**Fragment do przeczytania**:
BLOGOWE WIEŚCI

BLOGOWE WIEŚCI





W Klanie Burzy

Po śmierci Różanej Przełęczy, Sójczy Szczyt wybrała się do Księżycowej Sadzawki wraz z Rumiankowym Zaćmieniem. Towarzyszyć im miała również Margaretkowy Zmierzch, która dołączyła do nich po czasie. Jakie więc było zaskoczenie, gdy ta wróciła niezwykle szybko cała zdyszana, próbując skleić jakieś sensowne zdanie. Z całości można było wywnioskować, że kotka widziała, jak Niknące Widmo zabił Sójczy Szczyt oraz Rumiankowe Zaćmienie. W obozie została przygotowana więc zasadzka na dymnego kocura, który nie spodziewał się dziur w swoim planie. Na Widmie miała zostać wykonana egzekucja, jednak kocur korzystając z sytuacji zdołał zabić stojącą nieopodal Iskrzącą Burzę, chwilę potem samemu ginąc z łap Lwiej Paszczy, Szepczącej Pustki oraz Gradowego Sztormu, z czego pierwszą z wymienionych również nieszczęśliwie dosięgły pazury Widma. Klan Burzy uszczuplił się tego dnia o szóstkę kotów.

W Klanie Klifu

Plotki w Klanie Klifu mimo upływu czasu wciąż się rozprzestrzeniają. Srokoszowa Gwiazda stracił zaufanie części swoich wojowników, którzy oskarżają go o zbrodnie przeciwko Klanowi Gwiazdy i bycie powodem rzekomego gniewu przodków. Złość i strach podsycane są przez Judaszowcowy Pocałunek, głoszącego słowo Gwiezdnych, i Czereśniową Gałązkę, która jako pierwsza uznała przywódcę za powód wszystkich spotykających Klan Klifu katastrof. Srokoszowa Gwiazda - być może ze strachu przed dojściem Judaszowca do władzy - zakazał wybierania nowych radnych, skupiając całą władzę w swoich łapach. Dodatkowo w okolicy Złotych Kłosów pojawili się budujący coś Dwunożni, którzy swoimi hałasami odstraszają zwierzynę.

**Polecenie 1**:
Wymień wszystkie koty, z których łap według fragmentu do przeczytania zginął Niknące Widmo.
**Polecenie 2**:
Na podstawie fragmentu do przeczytania wyjaśnij, dlaczego w okolicy Złotych Kłosów trudniej teraz o zwierzynę.

Wpisy elementów w ramkach
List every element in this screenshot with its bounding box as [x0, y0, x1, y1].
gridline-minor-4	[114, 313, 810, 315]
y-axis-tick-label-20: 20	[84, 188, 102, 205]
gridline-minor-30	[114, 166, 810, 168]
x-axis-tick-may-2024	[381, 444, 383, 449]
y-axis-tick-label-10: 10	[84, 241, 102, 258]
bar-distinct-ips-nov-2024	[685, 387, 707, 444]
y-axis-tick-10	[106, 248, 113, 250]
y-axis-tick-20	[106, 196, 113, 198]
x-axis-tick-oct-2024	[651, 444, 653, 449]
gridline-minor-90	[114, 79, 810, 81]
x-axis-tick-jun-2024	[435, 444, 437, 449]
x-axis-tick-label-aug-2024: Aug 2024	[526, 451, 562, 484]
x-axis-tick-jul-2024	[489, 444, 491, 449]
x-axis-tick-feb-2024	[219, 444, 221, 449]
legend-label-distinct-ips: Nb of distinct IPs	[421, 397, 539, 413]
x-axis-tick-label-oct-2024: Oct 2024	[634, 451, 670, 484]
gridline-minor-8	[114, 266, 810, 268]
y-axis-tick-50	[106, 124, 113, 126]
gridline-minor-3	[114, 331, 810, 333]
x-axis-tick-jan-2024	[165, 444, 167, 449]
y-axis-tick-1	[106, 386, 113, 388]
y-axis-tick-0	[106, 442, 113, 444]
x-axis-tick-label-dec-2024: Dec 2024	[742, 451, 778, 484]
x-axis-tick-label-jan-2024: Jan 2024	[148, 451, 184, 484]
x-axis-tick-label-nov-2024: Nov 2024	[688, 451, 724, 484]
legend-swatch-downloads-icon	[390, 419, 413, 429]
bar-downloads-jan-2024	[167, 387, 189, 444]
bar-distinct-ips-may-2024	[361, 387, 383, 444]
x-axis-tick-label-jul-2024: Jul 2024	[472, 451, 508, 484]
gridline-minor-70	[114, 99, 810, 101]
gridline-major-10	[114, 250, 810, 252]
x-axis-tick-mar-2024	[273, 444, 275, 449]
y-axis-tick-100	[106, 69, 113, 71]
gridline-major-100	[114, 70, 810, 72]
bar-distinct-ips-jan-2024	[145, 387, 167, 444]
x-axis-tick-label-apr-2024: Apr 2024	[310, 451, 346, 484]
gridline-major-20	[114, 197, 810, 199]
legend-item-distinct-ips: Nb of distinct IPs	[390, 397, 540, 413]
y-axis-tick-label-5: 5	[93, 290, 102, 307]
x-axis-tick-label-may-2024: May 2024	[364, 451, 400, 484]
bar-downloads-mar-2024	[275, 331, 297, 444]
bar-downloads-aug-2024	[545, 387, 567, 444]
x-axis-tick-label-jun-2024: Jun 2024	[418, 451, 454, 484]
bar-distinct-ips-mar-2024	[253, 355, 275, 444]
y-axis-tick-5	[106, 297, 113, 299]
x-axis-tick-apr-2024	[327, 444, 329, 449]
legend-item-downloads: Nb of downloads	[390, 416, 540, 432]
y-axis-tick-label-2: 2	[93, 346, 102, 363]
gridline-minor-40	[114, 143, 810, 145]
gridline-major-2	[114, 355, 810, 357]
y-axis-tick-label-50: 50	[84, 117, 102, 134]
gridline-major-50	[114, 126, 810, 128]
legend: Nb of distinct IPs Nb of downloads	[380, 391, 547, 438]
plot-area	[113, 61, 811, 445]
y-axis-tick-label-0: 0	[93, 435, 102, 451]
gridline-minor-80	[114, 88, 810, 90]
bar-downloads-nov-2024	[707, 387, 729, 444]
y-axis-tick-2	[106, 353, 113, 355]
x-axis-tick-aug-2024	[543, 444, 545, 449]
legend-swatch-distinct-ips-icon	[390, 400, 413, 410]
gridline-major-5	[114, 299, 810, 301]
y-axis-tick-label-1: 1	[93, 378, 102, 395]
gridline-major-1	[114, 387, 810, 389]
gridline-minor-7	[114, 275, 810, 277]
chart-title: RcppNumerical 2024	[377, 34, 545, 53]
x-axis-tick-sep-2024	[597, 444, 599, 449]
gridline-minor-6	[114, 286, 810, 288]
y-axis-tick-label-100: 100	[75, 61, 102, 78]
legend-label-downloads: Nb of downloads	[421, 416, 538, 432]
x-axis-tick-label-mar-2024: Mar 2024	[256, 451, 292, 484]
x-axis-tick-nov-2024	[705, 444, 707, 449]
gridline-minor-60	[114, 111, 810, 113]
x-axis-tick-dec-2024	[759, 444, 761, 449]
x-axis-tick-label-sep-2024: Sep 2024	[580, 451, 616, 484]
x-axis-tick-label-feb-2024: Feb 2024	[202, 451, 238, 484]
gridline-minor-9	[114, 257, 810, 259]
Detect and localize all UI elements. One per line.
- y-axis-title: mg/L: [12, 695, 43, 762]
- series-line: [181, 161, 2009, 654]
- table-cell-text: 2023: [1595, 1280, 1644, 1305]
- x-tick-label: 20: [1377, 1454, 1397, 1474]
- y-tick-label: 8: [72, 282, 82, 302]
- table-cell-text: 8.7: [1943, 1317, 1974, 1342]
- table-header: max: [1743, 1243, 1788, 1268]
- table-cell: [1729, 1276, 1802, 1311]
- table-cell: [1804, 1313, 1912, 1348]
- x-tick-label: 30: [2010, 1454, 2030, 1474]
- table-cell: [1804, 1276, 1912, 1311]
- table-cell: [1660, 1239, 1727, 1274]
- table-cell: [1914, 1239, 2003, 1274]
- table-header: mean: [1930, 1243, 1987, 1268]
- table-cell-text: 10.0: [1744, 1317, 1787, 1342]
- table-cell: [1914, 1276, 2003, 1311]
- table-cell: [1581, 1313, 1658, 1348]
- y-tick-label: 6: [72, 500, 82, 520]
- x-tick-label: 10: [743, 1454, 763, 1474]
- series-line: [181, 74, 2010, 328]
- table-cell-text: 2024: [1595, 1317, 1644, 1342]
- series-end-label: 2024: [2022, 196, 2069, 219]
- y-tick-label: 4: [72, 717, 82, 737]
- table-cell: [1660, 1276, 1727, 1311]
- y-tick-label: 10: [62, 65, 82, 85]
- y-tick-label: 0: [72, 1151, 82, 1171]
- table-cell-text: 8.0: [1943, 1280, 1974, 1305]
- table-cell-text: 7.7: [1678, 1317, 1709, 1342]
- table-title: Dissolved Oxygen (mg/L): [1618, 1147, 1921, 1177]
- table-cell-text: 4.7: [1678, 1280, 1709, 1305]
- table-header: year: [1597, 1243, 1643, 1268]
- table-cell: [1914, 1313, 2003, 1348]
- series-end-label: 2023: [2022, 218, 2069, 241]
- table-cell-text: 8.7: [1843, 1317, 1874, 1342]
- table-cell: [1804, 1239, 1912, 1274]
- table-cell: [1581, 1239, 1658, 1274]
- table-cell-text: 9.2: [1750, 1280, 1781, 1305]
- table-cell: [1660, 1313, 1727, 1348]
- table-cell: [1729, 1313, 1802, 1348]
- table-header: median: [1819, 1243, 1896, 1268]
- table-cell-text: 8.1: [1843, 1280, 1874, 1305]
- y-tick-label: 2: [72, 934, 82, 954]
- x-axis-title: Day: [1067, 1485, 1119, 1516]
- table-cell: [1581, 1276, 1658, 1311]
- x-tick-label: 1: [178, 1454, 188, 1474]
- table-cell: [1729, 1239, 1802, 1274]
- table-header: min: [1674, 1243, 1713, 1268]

**Pełna odpowiedź 1**:
Lwia Paszcza, Szepcząca Pustka i Gradowy Sztorm.

**Pełna odpowiedź 2**:
W okolicy Złotych Kłosów pojawili się Dwunożni, którzy coś budują. Hałasy, które przy tym robią, odstraszają zwierzynę.